== Data listing ==

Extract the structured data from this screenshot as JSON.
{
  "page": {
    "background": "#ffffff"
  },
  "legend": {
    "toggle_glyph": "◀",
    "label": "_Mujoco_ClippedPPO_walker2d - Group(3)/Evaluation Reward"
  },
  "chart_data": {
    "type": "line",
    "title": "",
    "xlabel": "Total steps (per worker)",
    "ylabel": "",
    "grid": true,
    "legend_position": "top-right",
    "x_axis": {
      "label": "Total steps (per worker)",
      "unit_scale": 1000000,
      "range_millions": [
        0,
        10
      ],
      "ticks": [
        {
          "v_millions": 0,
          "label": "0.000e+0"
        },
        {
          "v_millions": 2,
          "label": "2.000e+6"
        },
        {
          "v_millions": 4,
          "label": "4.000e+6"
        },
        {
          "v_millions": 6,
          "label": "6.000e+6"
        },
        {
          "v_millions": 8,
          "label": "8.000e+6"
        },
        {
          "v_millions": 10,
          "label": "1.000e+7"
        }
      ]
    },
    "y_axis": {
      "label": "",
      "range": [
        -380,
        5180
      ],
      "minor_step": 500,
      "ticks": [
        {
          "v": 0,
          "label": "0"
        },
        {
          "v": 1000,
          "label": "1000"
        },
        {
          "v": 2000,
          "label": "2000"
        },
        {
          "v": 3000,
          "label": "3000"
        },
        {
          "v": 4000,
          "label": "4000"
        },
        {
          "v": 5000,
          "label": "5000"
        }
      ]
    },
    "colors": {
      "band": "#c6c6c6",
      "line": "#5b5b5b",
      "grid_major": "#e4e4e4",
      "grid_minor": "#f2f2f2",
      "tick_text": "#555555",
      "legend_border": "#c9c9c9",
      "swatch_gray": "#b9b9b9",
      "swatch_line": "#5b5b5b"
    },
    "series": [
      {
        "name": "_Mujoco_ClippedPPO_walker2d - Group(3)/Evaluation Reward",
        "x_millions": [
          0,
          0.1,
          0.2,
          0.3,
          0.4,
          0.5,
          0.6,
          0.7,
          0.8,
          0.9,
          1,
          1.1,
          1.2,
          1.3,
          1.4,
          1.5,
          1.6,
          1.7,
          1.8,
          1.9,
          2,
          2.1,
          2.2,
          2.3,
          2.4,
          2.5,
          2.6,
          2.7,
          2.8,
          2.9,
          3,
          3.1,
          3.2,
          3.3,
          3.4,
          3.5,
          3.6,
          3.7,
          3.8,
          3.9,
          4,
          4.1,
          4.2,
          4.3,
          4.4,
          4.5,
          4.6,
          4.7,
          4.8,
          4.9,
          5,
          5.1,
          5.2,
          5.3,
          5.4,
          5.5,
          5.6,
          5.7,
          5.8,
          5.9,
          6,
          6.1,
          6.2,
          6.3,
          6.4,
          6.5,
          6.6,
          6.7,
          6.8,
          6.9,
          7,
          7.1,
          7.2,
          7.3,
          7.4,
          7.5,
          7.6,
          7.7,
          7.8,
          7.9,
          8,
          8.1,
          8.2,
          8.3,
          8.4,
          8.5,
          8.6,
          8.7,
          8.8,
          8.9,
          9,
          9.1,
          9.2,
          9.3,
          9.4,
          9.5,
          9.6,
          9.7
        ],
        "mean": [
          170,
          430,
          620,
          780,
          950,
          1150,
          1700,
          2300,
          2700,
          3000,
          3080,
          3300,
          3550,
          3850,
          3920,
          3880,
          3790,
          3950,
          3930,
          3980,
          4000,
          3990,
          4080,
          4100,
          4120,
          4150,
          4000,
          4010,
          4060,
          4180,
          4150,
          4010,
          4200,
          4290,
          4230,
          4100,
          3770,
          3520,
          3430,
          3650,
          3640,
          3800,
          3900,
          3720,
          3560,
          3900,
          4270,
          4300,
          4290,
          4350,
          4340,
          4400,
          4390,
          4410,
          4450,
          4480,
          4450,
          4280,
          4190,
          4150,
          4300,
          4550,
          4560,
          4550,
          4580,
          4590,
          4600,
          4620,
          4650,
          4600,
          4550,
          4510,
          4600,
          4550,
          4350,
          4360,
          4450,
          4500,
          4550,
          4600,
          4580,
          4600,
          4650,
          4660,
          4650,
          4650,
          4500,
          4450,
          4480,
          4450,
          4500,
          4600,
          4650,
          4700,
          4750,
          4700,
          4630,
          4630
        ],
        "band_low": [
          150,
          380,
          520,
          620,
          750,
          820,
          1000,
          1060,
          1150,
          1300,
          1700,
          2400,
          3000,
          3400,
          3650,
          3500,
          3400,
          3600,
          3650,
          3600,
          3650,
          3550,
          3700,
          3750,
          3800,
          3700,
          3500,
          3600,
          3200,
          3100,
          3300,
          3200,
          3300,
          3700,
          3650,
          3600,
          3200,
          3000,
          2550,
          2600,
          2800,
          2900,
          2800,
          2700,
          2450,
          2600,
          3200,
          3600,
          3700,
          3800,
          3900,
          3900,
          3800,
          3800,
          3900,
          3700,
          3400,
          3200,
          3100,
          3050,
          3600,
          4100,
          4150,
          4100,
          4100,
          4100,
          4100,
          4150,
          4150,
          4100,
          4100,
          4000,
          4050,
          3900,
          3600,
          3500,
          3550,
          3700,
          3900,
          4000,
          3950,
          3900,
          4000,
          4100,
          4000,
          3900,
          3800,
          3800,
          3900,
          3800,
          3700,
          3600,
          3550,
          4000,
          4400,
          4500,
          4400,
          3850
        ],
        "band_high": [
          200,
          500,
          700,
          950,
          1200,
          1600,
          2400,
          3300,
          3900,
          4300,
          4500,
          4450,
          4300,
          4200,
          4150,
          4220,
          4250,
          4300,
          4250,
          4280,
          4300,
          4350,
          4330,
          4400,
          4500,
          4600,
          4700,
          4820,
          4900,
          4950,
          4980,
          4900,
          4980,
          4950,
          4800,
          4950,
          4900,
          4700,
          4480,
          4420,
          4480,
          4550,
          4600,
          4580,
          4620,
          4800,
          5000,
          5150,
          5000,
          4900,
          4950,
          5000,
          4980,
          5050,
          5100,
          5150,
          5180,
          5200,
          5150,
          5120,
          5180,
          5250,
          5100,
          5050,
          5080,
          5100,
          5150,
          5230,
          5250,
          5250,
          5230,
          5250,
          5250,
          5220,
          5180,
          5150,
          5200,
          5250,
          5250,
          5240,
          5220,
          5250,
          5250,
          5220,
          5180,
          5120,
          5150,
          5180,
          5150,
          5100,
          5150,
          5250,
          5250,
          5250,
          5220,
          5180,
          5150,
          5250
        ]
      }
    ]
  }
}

===

Written problem:
Find the word "Reward" and list each line it appears in.

Solution to this task:
    "label": "_Mujoco_ClippedPPO_walker2d - Group(3)/Evaluation Reward"
        "name": "_Mujoco_ClippedPPO_walker2d - Group(3)/Evaluation Reward",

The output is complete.